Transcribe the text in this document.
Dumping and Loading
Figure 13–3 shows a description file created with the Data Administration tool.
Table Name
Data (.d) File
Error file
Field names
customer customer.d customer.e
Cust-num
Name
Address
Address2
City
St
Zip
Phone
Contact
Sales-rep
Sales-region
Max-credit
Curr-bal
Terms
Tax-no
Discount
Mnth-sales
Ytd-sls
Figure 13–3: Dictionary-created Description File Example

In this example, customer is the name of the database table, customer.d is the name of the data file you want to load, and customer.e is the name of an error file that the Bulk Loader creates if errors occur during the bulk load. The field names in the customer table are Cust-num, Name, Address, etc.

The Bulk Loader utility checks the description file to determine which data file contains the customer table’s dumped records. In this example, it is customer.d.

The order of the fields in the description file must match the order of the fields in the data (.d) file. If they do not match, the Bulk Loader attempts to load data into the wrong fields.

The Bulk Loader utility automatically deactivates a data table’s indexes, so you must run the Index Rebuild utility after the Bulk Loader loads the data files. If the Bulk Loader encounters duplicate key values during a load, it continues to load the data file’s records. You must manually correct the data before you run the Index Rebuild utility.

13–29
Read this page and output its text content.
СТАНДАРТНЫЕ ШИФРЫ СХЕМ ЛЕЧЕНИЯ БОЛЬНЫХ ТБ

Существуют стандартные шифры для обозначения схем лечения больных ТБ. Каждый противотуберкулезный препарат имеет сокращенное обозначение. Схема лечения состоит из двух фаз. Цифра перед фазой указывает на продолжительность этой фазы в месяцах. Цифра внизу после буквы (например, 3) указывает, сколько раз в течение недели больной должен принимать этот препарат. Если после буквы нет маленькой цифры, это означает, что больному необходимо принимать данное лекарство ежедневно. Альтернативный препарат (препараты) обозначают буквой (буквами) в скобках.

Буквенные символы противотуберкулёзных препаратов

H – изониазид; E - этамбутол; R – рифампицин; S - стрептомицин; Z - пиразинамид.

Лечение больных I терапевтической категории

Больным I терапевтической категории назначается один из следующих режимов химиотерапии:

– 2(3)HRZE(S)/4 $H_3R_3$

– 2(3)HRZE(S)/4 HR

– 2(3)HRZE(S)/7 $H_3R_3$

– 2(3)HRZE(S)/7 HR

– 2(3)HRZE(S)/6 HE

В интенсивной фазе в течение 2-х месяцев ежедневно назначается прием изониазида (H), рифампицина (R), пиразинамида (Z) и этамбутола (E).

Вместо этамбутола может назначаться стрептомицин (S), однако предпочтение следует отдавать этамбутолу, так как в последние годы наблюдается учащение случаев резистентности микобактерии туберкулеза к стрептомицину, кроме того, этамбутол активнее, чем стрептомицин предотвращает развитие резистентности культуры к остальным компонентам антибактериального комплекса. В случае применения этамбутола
_ _ _ _ _
**OBJECTIVE**. Reproduce the material precisely, including every line.

**RIGHT ANSWER**.
Transcribe the text in this document.
Dumping and Loading
Figure 13–3 shows a description file created with the Data Administration tool.
Table Name
Data (.d) File
Error file
Field names
customer customer.d customer.e
Cust-num
Name
Address
Address2
City
St
Zip
Phone
Contact
Sales-rep
Sales-region
Max-credit
Curr-bal
Terms
Tax-no
Discount
Mnth-sales
Ytd-sls
Figure 13–3: Dictionary-created Description File Example

In this example, customer is the name of the database table, customer.d is the name of the data file you want to load, and customer.e is the name of an error file that the Bulk Loader creates if errors occur during the bulk load. The field names in the customer table are Cust-num, Name, Address, etc.

The Bulk Loader utility checks the description file to determine which data file contains the customer table’s dumped records. In this example, it is customer.d.

The order of the fields in the description file must match the order of the fields in the data (.d) file. If they do not match, the Bulk Loader attempts to load data into the wrong fields.

The Bulk Loader utility automatically deactivates a data table’s indexes, so you must run the Index Rebuild utility after the Bulk Loader loads the data files. If the Bulk Loader encounters duplicate key values during a load, it continues to load the data file’s records. You must manually correct the data before you run the Index Rebuild utility.

13–29
Read this page and output its text content.
СТАНДАРТНЫЕ ШИФРЫ СХЕМ ЛЕЧЕНИЯ БОЛЬНЫХ ТБ

Существуют стандартные шифры для обозначения схем лечения больных ТБ. Каждый противотуберкулезный препарат имеет сокращенное обозначение. Схема лечения состоит из двух фаз. Цифра перед фазой указывает на продолжительность этой фазы в месяцах. Цифра внизу после буквы (например, 3) указывает, сколько раз в течение недели больной должен принимать этот препарат. Если после буквы нет маленькой цифры, это означает, что больному необходимо принимать данное лекарство ежедневно. Альтернативный препарат (препараты) обозначают буквой (буквами) в скобках.

Буквенные символы противотуберкулёзных препаратов

H – изониазид; E - этамбутол; R – рифампицин; S - стрептомицин; Z - пиразинамид.

Лечение больных I терапевтической категории

Больным I терапевтической категории назначается один из следующих режимов химиотерапии:

– 2(3)HRZE(S)/4 $H_3R_3$

– 2(3)HRZE(S)/4 HR

– 2(3)HRZE(S)/7 $H_3R_3$

– 2(3)HRZE(S)/7 HR

– 2(3)HRZE(S)/6 HE

В интенсивной фазе в течение 2-х месяцев ежедневно назначается прием изониазида (H), рифампицина (R), пиразинамида (Z) и этамбутола (E).

Вместо этамбутола может назначаться стрептомицин (S), однако предпочтение следует отдавать этамбутолу, так как в последние годы наблюдается учащение случаев резистентности микобактерии туберкулеза к стрептомицину, кроме того, этамбутол активнее, чем стрептомицин предотвращает развитие резистентности культуры к остальным компонентам антибактериального комплекса. В случае применения этамбутола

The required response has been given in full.